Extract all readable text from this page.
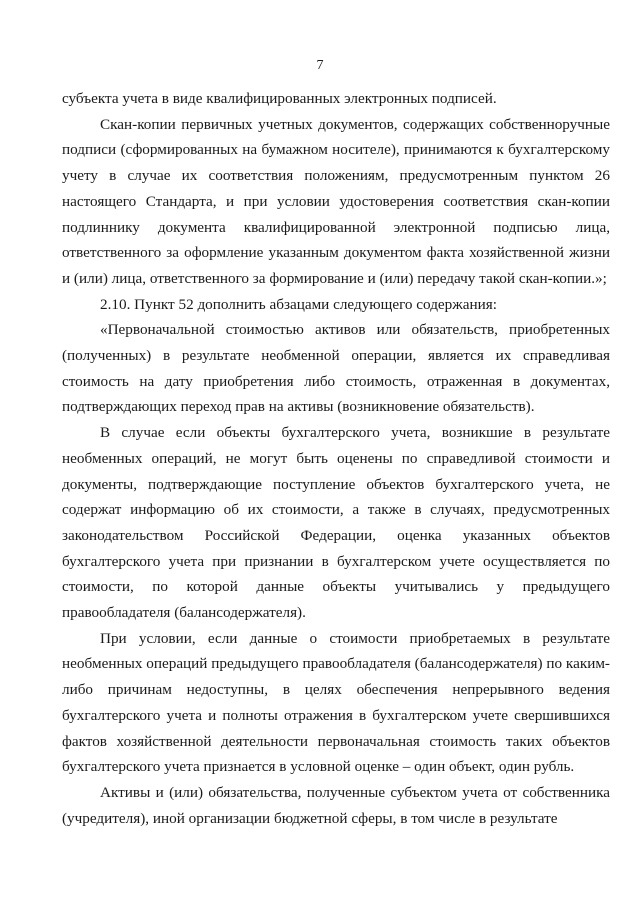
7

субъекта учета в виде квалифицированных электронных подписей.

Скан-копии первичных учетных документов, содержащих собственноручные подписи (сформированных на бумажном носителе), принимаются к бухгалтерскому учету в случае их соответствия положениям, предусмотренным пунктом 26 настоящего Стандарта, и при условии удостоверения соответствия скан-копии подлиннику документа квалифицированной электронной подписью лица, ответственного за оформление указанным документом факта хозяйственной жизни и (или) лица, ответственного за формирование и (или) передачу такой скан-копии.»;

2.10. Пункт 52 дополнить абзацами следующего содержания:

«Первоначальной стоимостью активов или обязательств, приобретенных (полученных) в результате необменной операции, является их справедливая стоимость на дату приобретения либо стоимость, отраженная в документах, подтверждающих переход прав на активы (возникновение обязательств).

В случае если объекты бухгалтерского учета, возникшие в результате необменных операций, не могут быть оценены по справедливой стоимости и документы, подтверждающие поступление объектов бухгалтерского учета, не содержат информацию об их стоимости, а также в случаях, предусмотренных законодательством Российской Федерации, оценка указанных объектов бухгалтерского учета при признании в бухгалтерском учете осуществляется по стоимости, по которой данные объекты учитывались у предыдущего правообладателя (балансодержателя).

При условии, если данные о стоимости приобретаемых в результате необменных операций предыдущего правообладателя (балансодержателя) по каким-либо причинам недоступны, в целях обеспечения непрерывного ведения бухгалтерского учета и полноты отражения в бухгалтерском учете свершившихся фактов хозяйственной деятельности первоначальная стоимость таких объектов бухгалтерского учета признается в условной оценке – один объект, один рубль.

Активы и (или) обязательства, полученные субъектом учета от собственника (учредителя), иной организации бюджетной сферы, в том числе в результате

...

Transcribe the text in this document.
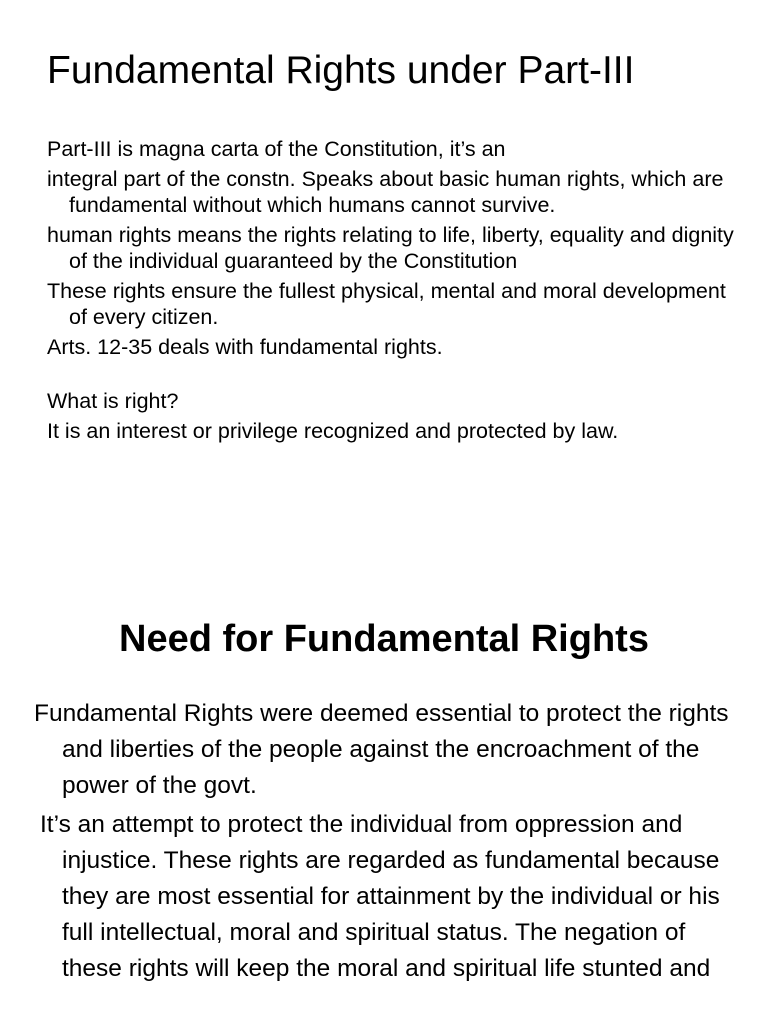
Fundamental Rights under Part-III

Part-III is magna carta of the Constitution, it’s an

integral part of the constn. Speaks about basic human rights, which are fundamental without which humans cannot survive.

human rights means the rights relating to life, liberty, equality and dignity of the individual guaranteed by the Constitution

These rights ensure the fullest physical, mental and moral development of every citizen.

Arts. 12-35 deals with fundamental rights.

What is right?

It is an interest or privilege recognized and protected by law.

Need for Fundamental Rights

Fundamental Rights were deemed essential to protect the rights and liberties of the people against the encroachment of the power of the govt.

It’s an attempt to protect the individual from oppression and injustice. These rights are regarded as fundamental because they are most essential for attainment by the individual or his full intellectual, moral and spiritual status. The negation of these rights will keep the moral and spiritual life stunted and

* * *

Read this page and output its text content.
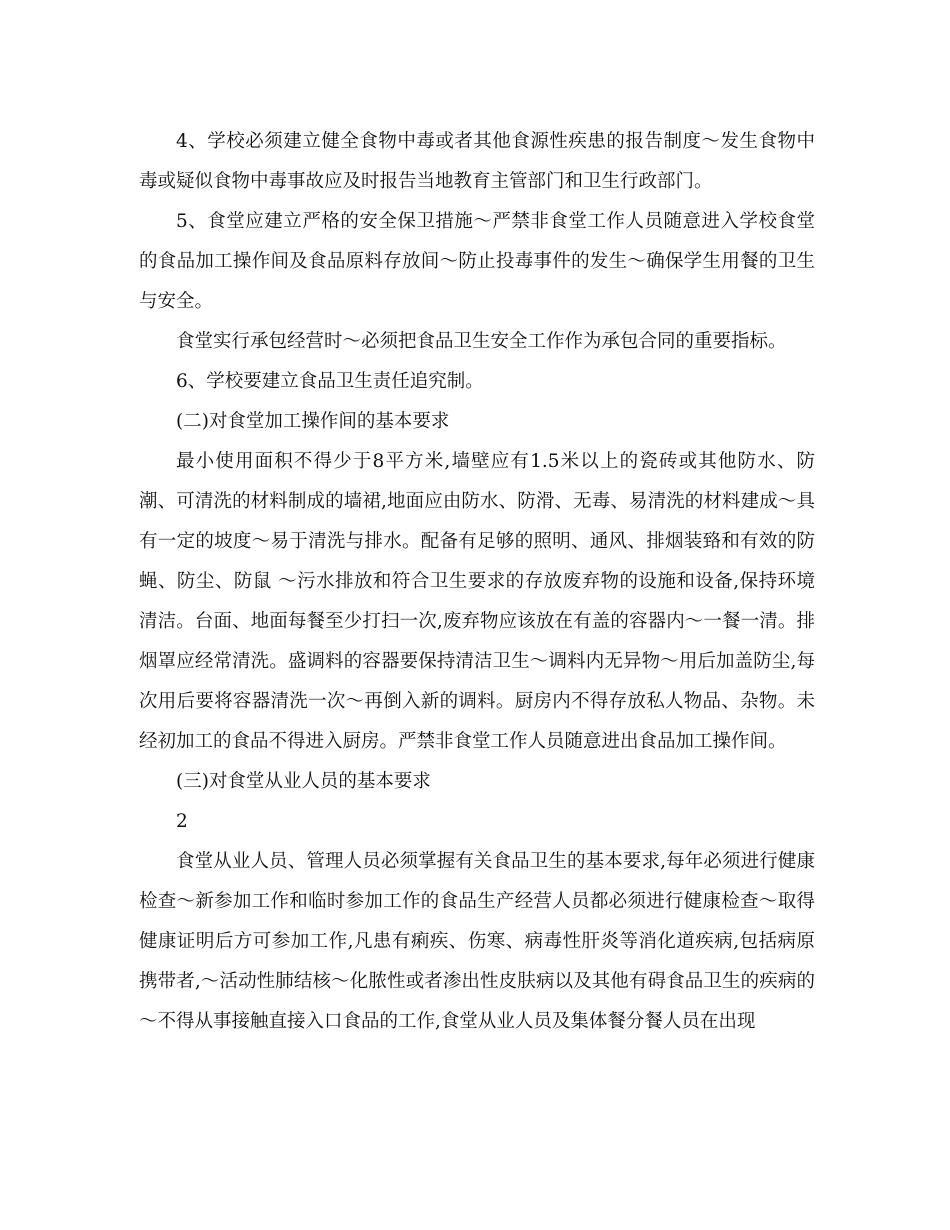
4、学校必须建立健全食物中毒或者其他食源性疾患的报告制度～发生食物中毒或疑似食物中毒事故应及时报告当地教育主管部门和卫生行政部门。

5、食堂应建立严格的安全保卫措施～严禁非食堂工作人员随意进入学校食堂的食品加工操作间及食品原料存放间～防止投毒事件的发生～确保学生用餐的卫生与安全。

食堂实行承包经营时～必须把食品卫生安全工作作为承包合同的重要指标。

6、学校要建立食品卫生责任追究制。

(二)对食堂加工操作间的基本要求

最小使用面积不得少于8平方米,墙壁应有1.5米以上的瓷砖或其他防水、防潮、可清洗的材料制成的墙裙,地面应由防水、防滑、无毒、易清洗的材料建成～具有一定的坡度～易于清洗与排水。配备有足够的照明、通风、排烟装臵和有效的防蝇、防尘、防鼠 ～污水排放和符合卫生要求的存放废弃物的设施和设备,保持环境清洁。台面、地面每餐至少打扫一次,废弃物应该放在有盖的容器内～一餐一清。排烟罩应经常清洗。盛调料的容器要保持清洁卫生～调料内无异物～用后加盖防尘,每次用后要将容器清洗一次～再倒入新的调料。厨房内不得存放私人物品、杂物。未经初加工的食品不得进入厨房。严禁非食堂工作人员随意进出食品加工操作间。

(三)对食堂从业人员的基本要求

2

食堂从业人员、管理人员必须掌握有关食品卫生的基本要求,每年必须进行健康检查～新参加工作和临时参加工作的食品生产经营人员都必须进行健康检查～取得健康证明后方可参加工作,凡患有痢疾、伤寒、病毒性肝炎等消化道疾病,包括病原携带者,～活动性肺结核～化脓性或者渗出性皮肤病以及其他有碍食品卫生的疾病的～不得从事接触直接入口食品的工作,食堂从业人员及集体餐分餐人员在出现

**EXERCISE PROMPT**
Look through the material above. Copy each line where the word "human" appears.

**PROBLEM SOLUTION**
integral part of the constn. Speaks about basic human rights, which are fundamental without which humans cannot survive.
human rights means the rights relating to life, liberty, equality and dignity of the individual guaranteed by the Constitution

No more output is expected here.